SET EXERCISE:
Count the lines below that contain the word "Revenues" and give only that number.

Figure record extracts:

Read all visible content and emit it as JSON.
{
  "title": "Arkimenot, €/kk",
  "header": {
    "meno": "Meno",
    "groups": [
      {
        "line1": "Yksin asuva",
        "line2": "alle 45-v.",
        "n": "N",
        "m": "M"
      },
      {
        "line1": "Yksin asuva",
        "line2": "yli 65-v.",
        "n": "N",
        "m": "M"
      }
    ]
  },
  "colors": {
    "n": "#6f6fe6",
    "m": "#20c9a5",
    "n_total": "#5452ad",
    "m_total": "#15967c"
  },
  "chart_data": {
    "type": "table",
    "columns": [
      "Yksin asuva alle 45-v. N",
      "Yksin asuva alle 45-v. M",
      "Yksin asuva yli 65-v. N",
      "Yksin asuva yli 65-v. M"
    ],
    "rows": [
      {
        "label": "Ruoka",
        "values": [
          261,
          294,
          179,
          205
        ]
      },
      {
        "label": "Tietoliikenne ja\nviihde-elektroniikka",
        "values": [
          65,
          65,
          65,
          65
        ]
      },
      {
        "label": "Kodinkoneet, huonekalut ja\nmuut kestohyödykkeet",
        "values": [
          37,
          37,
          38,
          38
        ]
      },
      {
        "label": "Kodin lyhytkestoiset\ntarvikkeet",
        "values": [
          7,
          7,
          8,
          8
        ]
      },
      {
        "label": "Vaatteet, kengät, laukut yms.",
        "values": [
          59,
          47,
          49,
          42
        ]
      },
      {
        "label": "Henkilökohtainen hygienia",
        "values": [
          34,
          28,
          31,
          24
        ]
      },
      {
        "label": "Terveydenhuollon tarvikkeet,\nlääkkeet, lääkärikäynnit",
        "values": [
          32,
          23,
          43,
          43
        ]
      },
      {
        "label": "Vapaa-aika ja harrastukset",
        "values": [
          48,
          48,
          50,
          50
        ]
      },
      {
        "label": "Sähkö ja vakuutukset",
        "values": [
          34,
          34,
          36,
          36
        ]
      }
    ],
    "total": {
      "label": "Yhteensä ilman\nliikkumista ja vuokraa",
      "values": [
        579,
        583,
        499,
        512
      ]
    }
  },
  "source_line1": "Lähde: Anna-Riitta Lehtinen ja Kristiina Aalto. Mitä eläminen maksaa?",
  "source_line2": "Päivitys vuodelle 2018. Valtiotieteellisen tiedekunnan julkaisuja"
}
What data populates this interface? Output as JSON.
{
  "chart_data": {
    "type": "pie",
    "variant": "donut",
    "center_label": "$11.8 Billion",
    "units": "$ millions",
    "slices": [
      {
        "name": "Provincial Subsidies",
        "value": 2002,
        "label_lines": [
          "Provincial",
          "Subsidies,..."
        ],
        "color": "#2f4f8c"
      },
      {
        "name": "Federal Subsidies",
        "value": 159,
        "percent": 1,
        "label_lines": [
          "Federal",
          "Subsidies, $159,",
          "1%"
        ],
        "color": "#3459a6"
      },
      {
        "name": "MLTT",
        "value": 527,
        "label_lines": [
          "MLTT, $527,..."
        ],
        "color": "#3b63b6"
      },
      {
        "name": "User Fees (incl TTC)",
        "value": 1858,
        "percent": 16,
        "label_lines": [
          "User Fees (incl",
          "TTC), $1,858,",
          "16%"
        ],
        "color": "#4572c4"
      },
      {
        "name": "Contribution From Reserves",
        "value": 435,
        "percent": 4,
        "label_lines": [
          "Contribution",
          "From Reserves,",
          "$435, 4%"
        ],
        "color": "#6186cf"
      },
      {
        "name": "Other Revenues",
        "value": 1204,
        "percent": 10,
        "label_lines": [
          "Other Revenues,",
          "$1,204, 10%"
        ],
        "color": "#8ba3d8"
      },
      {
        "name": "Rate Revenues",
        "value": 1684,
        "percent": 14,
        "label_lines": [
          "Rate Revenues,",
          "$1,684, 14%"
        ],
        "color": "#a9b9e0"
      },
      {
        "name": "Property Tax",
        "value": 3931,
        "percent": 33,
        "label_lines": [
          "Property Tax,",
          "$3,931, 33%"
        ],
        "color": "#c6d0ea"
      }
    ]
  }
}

RESULT OF THE EXERCISE:
4